(Figure contents as structured data)
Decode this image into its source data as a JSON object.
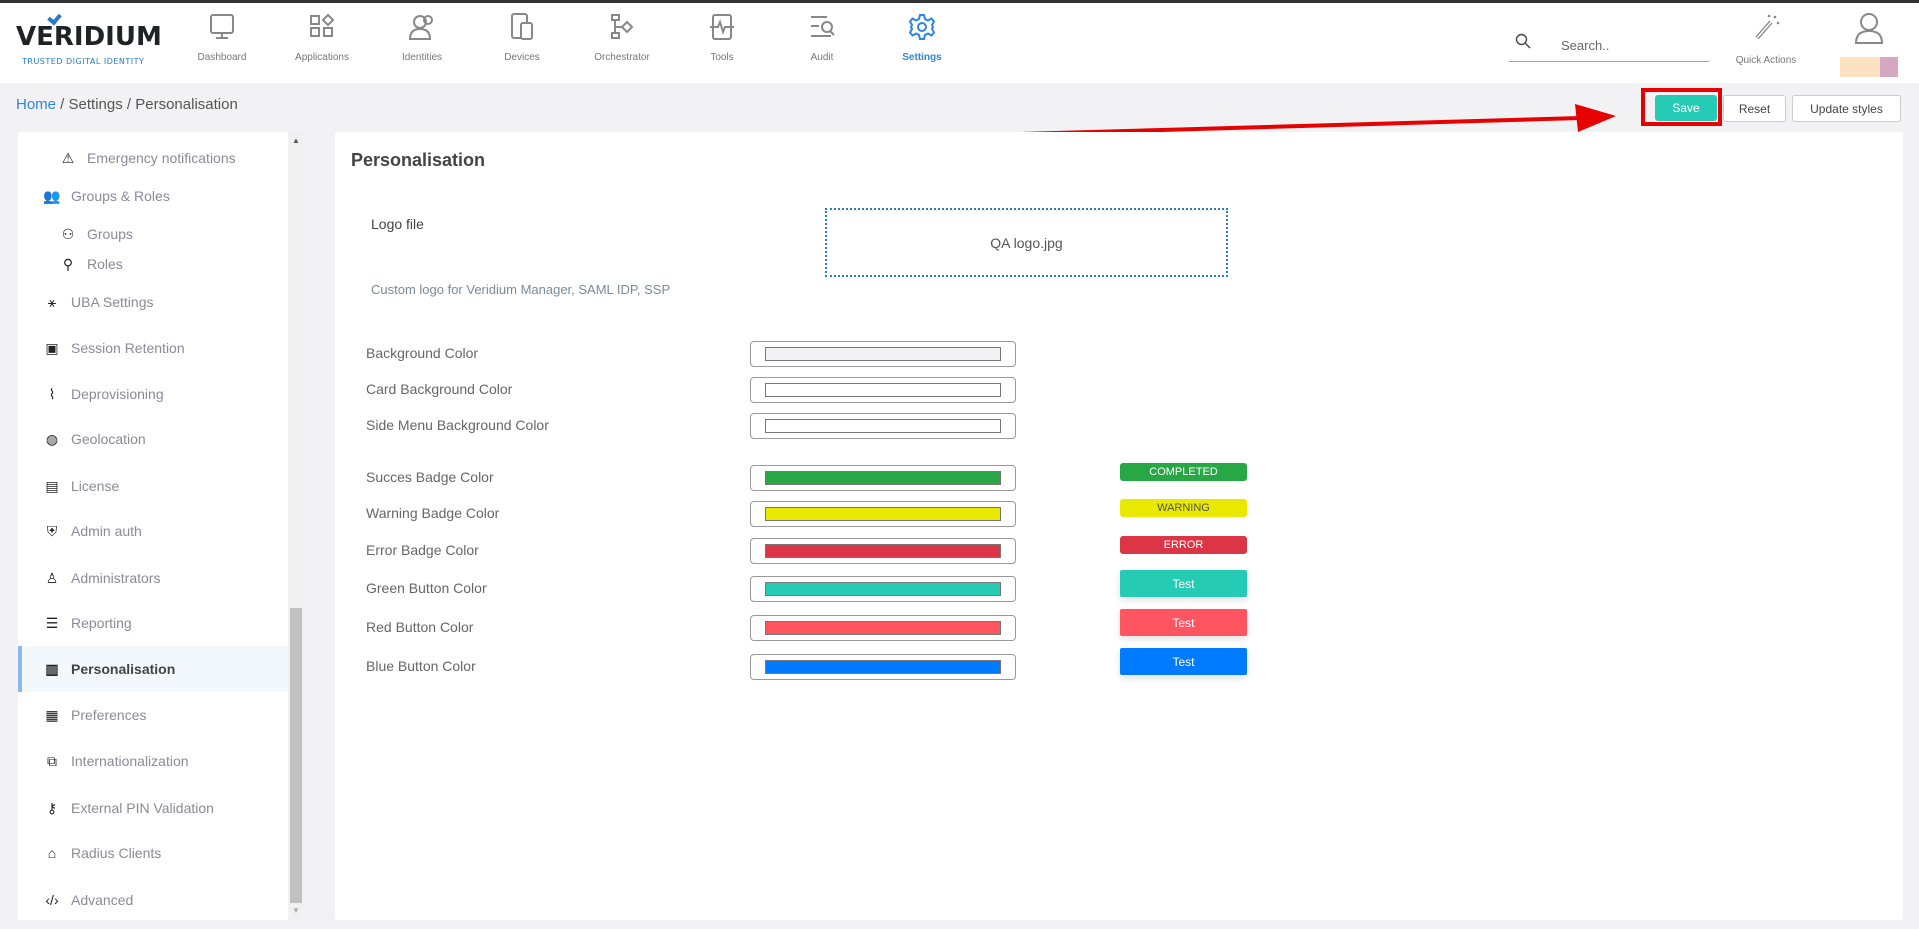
{
  "header": {
    "logo_text": "VERIDIUM",
    "logo_tagline": "TRUSTED DIGITAL IDENTITY",
    "nav": [
      {
        "label": "Dashboard",
        "icon": "monitor-icon"
      },
      {
        "label": "Applications",
        "icon": "apps-icon"
      },
      {
        "label": "Identities",
        "icon": "users-icon"
      },
      {
        "label": "Devices",
        "icon": "devices-icon"
      },
      {
        "label": "Orchestrator",
        "icon": "flow-icon"
      },
      {
        "label": "Tools",
        "icon": "pulse-icon"
      },
      {
        "label": "Audit",
        "icon": "audit-search-icon"
      },
      {
        "label": "Settings",
        "icon": "gear-icon",
        "active": true
      }
    ],
    "search_placeholder": "Search..",
    "quick_actions": "Quick Actions",
    "user_swatches": [
      "#fde2c1",
      "#d4a8c0"
    ]
  },
  "breadcrumb": [
    "Home",
    "Settings",
    "Personalisation"
  ],
  "toolbar": {
    "save": "Save",
    "reset": "Reset",
    "update_styles": "Update styles"
  },
  "sidebar": {
    "items": [
      {
        "label": "Emergency notifications",
        "sub": true,
        "icon": "warning-icon"
      },
      {
        "label": "Groups & Roles",
        "icon": "groups-roles-icon"
      },
      {
        "label": "Groups",
        "sub": true,
        "icon": "groups-icon"
      },
      {
        "label": "Roles",
        "sub": true,
        "icon": "roles-icon"
      },
      {
        "label": "UBA Settings",
        "icon": "network-icon"
      },
      {
        "label": "Session Retention",
        "icon": "save-disk-icon"
      },
      {
        "label": "Deprovisioning",
        "icon": "broom-icon"
      },
      {
        "label": "Geolocation",
        "icon": "globe-icon"
      },
      {
        "label": "License",
        "icon": "license-icon"
      },
      {
        "label": "Admin auth",
        "icon": "shield-lock-icon"
      },
      {
        "label": "Administrators",
        "icon": "admin-icon"
      },
      {
        "label": "Reporting",
        "icon": "report-icon"
      },
      {
        "label": "Personalisation",
        "icon": "ruler-pencil-icon",
        "active": true
      },
      {
        "label": "Preferences",
        "icon": "preferences-icon"
      },
      {
        "label": "Internationalization",
        "icon": "translate-icon"
      },
      {
        "label": "External PIN Validation",
        "icon": "key-icon"
      },
      {
        "label": "Radius Clients",
        "icon": "radius-icon"
      },
      {
        "label": "Advanced",
        "icon": "code-icon"
      }
    ]
  },
  "main": {
    "title": "Personalisation",
    "logo_label": "Logo file",
    "logo_file": "QA logo.jpg",
    "logo_help": "Custom logo for Veridium Manager, SAML IDP, SSP",
    "colors": [
      {
        "label": "Background Color",
        "value": "#f2f2f4"
      },
      {
        "label": "Card Background Color",
        "value": "#ffffff"
      },
      {
        "label": "Side Menu Background Color",
        "value": "#ffffff"
      },
      {
        "label": "Succes Badge Color",
        "value": "#28a745",
        "preview": "COMPLETED",
        "kind": "badge"
      },
      {
        "label": "Warning Badge Color",
        "value": "#e8e800",
        "preview": "WARNING",
        "kind": "badge",
        "text_color": "#555555"
      },
      {
        "label": "Error Badge Color",
        "value": "#dc3545",
        "preview": "ERROR",
        "kind": "badge"
      },
      {
        "label": "Green Button Color",
        "value": "#26cbb6",
        "preview": "Test",
        "kind": "button"
      },
      {
        "label": "Red Button Color",
        "value": "#ff5560",
        "preview": "Test",
        "kind": "button"
      },
      {
        "label": "Blue Button Color",
        "value": "#007bff",
        "preview": "Test",
        "kind": "button"
      }
    ]
  }
}
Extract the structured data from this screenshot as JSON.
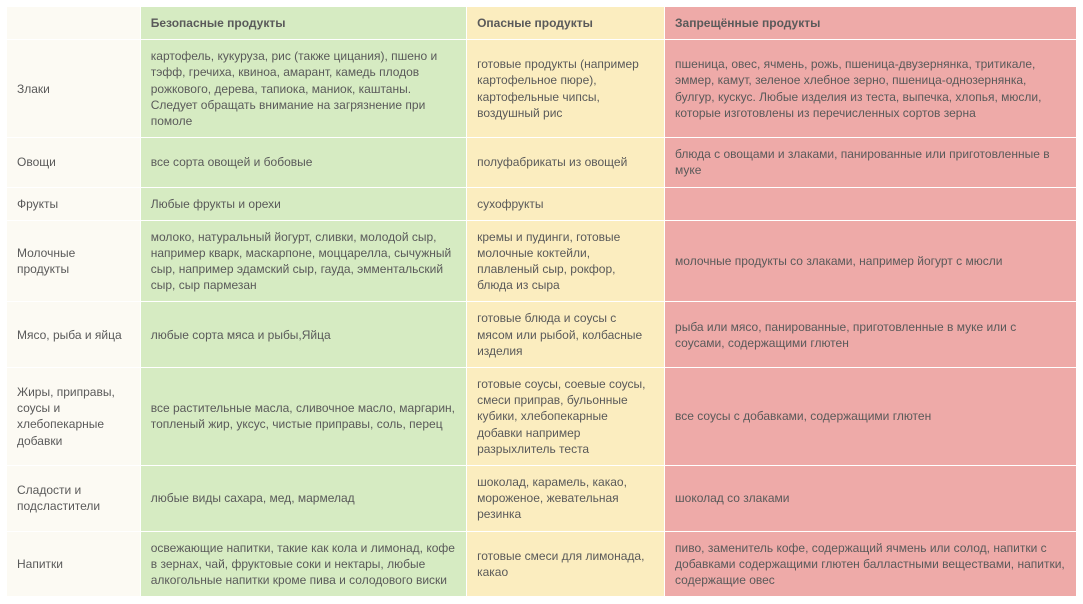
{
  "colors": {
    "label_bg": "#fcfaf3",
    "safe_bg": "#d6ebc2",
    "danger_bg": "#fbedbf",
    "forbid_bg": "#eeaaa8",
    "text": "#5a5a5a",
    "border": "#ffffff"
  },
  "columns": [
    {
      "key": "label",
      "header": ""
    },
    {
      "key": "safe",
      "header": "Безопасные продукты"
    },
    {
      "key": "danger",
      "header": "Опасные продукты"
    },
    {
      "key": "forbid",
      "header": "Запрещённые продукты"
    }
  ],
  "rows": [
    {
      "label": "Злаки",
      "safe": "картофель, кукуруза, рис (также цицания), пшено и тэфф, гречиха, квиноа, амарант, камедь плодов рожкового, дерева, тапиока, маниок, каштаны. Следует обращать внимание на загрязнение при помоле",
      "danger": "готовые продукты (например картофельное пюре), картофельные чипсы, воздушный рис",
      "forbid": "пшеница, овес, ячмень, рожь, пшеница-двузернянка, тритикале, эммер, камут, зеленое хлебное зерно, пшеница-однозернянка, булгур, кускус. Любые изделия из теста, выпечка, хлопья, мюсли, которые изготовлены из перечисленных сортов зерна"
    },
    {
      "label": "Овощи",
      "safe": "все сорта овощей и бобовые",
      "danger": "полуфабрикаты из овощей",
      "forbid": "блюда с овощами и злаками, панированные или приготовленные в муке"
    },
    {
      "label": "Фрукты",
      "safe": "Любые фрукты и орехи",
      "danger": "сухофрукты",
      "forbid": ""
    },
    {
      "label": "Молочные продукты",
      "safe": "молоко, натуральный йогурт, сливки, молодой сыр, например кварк, маскарпоне, моццарелла, сычужный сыр, например эдамский сыр, гауда, эмментальский сыр, сыр пармезан",
      "danger": "кремы и пудинги, готовые молочные коктейли, плавленый сыр, рокфор, блюда из сыра",
      "forbid": "молочные продукты со злаками, например йогурт с мюсли"
    },
    {
      "label": "Мясо, рыба и яйца",
      "safe": "любые сорта мяса и рыбы,Яйца",
      "danger": "готовые блюда и соусы с мясом или рыбой, колбасные изделия",
      "forbid": "рыба или мясо, панированные, приготовленные в муке или с соусами, содержащими глютен"
    },
    {
      "label": "Жиры, приправы, соусы и хлебопекарные добавки",
      "safe": "все растительные масла, сливочное масло, маргарин, топленый жир, уксус, чистые приправы, соль, перец",
      "danger": "готовые соусы, соевые соусы, смеси приправ, бульонные кубики, хлебопекарные добавки например разрыхлитель теста",
      "forbid": "все соусы с добавками, содержащими глютен"
    },
    {
      "label": "Сладости и подсластители",
      "safe": "любые виды сахара, мед, мармелад",
      "danger": "шоколад, карамель, какао, мороженое, жевательная резинка",
      "forbid": "шоколад со злаками"
    },
    {
      "label": "Напитки",
      "safe": "освежающие напитки, такие как кола и лимонад, кофе в зернах, чай, фруктовые соки и нектары, любые алкогольные напитки кроме пива и солодового виски",
      "danger": "готовые смеси для лимонада, какао",
      "forbid": "пиво, заменитель кофе, содержащий ячмень или солод, напитки с добавками содержащими глютен балластными веществами, напитки, содержащие овес"
    }
  ]
}
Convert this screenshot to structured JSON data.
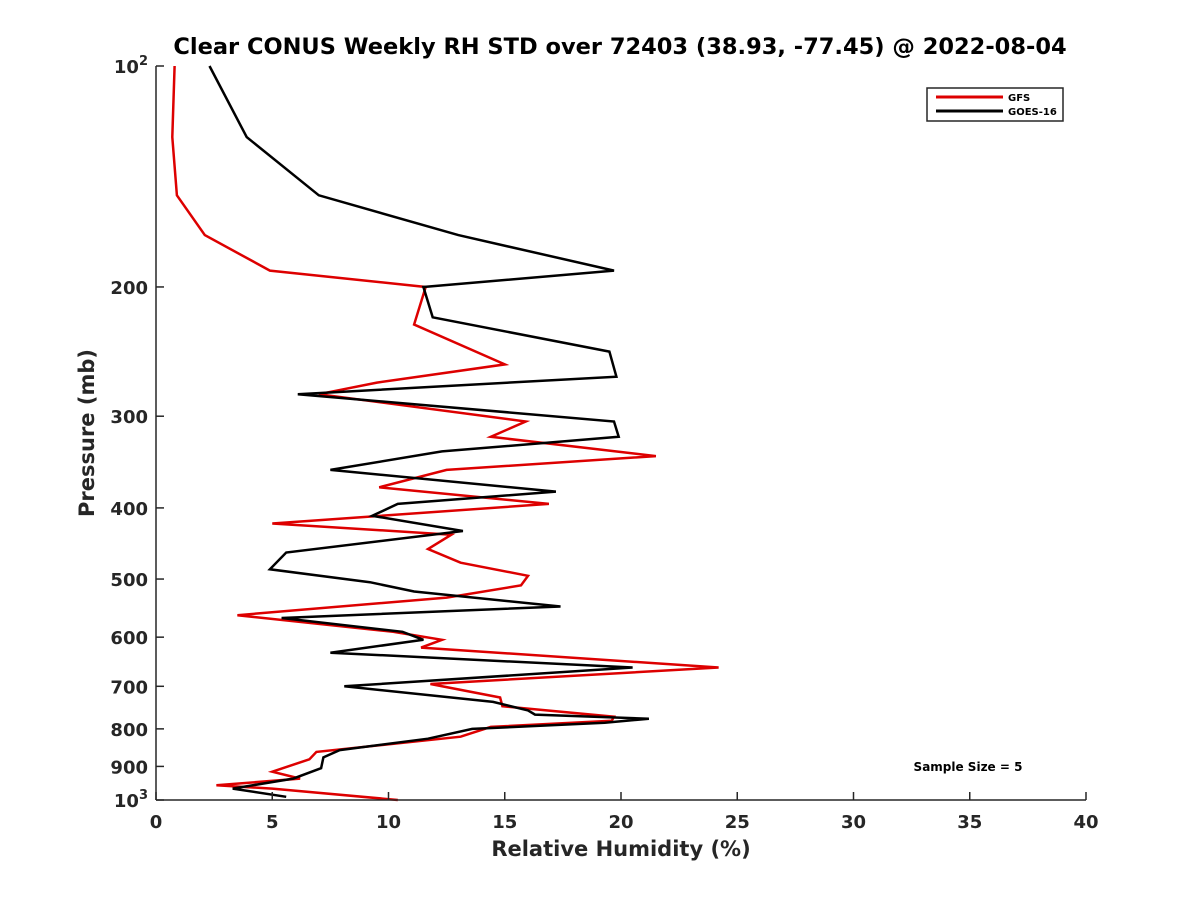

What is expected » Copy the material shown above in full and exactly. Skip the pictures.

Task solution »
Decode this image into its source data as a JSON object.
{
  "header": {
    "logo_text": "VERIDIUM",
    "logo_tagline": "TRUSTED DIGITAL IDENTITY",
    "nav": [
      {
        "label": "Dashboard",
        "icon": "monitor-icon"
      },
      {
        "label": "Applications",
        "icon": "apps-icon"
      },
      {
        "label": "Identities",
        "icon": "users-icon"
      },
      {
        "label": "Devices",
        "icon": "devices-icon"
      },
      {
        "label": "Orchestrator",
        "icon": "flow-icon"
      },
      {
        "label": "Tools",
        "icon": "pulse-icon"
      },
      {
        "label": "Audit",
        "icon": "audit-search-icon"
      },
      {
        "label": "Settings",
        "icon": "gear-icon",
        "active": true
      }
    ],
    "search_placeholder": "Search..",
    "quick_actions": "Quick Actions",
    "user_swatches": [
      "#fde2c1",
      "#d4a8c0"
    ]
  },
  "breadcrumb": [
    "Home",
    "Settings",
    "Personalisation"
  ],
  "toolbar": {
    "save": "Save",
    "reset": "Reset",
    "update_styles": "Update styles"
  },
  "sidebar": {
    "items": [
      {
        "label": "Emergency notifications",
        "sub": true,
        "icon": "warning-icon"
      },
      {
        "label": "Groups & Roles",
        "icon": "groups-roles-icon"
      },
      {
        "label": "Groups",
        "sub": true,
        "icon": "groups-icon"
      },
      {
        "label": "Roles",
        "sub": true,
        "icon": "roles-icon"
      },
      {
        "label": "UBA Settings",
        "icon": "network-icon"
      },
      {
        "label": "Session Retention",
        "icon": "save-disk-icon"
      },
      {
        "label": "Deprovisioning",
        "icon": "broom-icon"
      },
      {
        "label": "Geolocation",
        "icon": "globe-icon"
      },
      {
        "label": "License",
        "icon": "license-icon"
      },
      {
        "label": "Admin auth",
        "icon": "shield-lock-icon"
      },
      {
        "label": "Administrators",
        "icon": "admin-icon"
      },
      {
        "label": "Reporting",
        "icon": "report-icon"
      },
      {
        "label": "Personalisation",
        "icon": "ruler-pencil-icon",
        "active": true
      },
      {
        "label": "Preferences",
        "icon": "preferences-icon"
      },
      {
        "label": "Internationalization",
        "icon": "translate-icon"
      },
      {
        "label": "External PIN Validation",
        "icon": "key-icon"
      },
      {
        "label": "Radius Clients",
        "icon": "radius-icon"
      },
      {
        "label": "Advanced",
        "icon": "code-icon"
      }
    ]
  },
  "main": {
    "title": "Personalisation",
    "logo_label": "Logo file",
    "logo_file": "QA logo.jpg",
    "logo_help": "Custom logo for Veridium Manager, SAML IDP, SSP",
    "colors": [
      {
        "label": "Background Color",
        "value": "#f2f2f4"
      },
      {
        "label": "Card Background Color",
        "value": "#ffffff"
      },
      {
        "label": "Side Menu Background Color",
        "value": "#ffffff"
      },
      {
        "label": "Succes Badge Color",
        "value": "#28a745",
        "preview": "COMPLETED",
        "kind": "badge"
      },
      {
        "label": "Warning Badge Color",
        "value": "#e8e800",
        "preview": "WARNING",
        "kind": "badge",
        "text_color": "#555555"
      },
      {
        "label": "Error Badge Color",
        "value": "#dc3545",
        "preview": "ERROR",
        "kind": "badge"
      },
      {
        "label": "Green Button Color",
        "value": "#26cbb6",
        "preview": "Test",
        "kind": "button"
      },
      {
        "label": "Red Button Color",
        "value": "#ff5560",
        "preview": "Test",
        "kind": "button"
      },
      {
        "label": "Blue Button Color",
        "value": "#007bff",
        "preview": "Test",
        "kind": "button"
      }
    ]
  }
}
Extract the structured data from this screenshot as JSON.
{
  "colors": {
    "label_bg": "#fcfaf3",
    "safe_bg": "#d6ebc2",
    "danger_bg": "#fbedbf",
    "forbid_bg": "#eeaaa8",
    "text": "#5a5a5a",
    "border": "#ffffff"
  },
  "columns": [
    {
      "key": "label",
      "header": ""
    },
    {
      "key": "safe",
      "header": "Безопасные продукты"
    },
    {
      "key": "danger",
      "header": "Опасные продукты"
    },
    {
      "key": "forbid",
      "header": "Запрещённые продукты"
    }
  ],
  "rows": [
    {
      "label": "Злаки",
      "safe": "картофель, кукуруза, рис (также цицания), пшено и тэфф, гречиха, квиноа, амарант, камедь плодов рожкового, дерева, тапиока, маниок, каштаны. Следует обращать внимание на загрязнение при помоле",
      "danger": "готовые продукты (например картофельное пюре), картофельные чипсы, воздушный рис",
      "forbid": "пшеница, овес, ячмень, рожь, пшеница-двузернянка, тритикале, эммер, камут, зеленое хлебное зерно, пшеница-однозернянка, булгур, кускус. Любые изделия из теста, выпечка, хлопья, мюсли, которые изготовлены из перечисленных сортов зерна"
    },
    {
      "label": "Овощи",
      "safe": "все сорта овощей и бобовые",
      "danger": "полуфабрикаты из овощей",
      "forbid": "блюда с овощами и злаками, панированные или приготовленные в муке"
    },
    {
      "label": "Фрукты",
      "safe": "Любые фрукты и орехи",
      "danger": "сухофрукты",
      "forbid": ""
    },
    {
      "label": "Молочные продукты",
      "safe": "молоко, натуральный йогурт, сливки, молодой сыр, например кварк, маскарпоне, моццарелла, сычужный сыр, например эдамский сыр, гауда, эмментальский сыр, сыр пармезан",
      "danger": "кремы и пудинги, готовые молочные коктейли, плавленый сыр, рокфор, блюда из сыра",
      "forbid": "молочные продукты со злаками, например йогурт с мюсли"
    },
    {
      "label": "Мясо, рыба и яйца",
      "safe": "любые сорта мяса и рыбы,Яйца",
      "danger": "готовые блюда и соусы с мясом или рыбой, колбасные изделия",
      "forbid": "рыба или мясо, панированные, приготовленные в муке или с соусами, содержащими глютен"
    },
    {
      "label": "Жиры, приправы, соусы и хлебопекарные добавки",
      "safe": "все растительные масла, сливочное масло, маргарин, топленый жир, уксус, чистые приправы, соль, перец",
      "danger": "готовые соусы, соевые соусы, смеси приправ, бульонные кубики, хлебопекарные добавки например разрыхлитель теста",
      "forbid": "все соусы с добавками, содержащими глютен"
    },
    {
      "label": "Сладости и подсластители",
      "safe": "любые виды сахара, мед, мармелад",
      "danger": "шоколад, карамель, какао, мороженое, жевательная резинка",
      "forbid": "шоколад со злаками"
    },
    {
      "label": "Напитки",
      "safe": "освежающие напитки, такие как кола и лимонад, кофе в зернах, чай, фруктовые соки и нектары, любые алкогольные напитки кроме пива и солодового виски",
      "danger": "готовые смеси для лимонада, какао",
      "forbid": "пиво, заменитель кофе, содержащий ячмень или солод, напитки с добавками содержащими глютен балластными веществами, напитки, содержащие овес"
    }
  ]
}
Convert this screenshot to structured JSON data.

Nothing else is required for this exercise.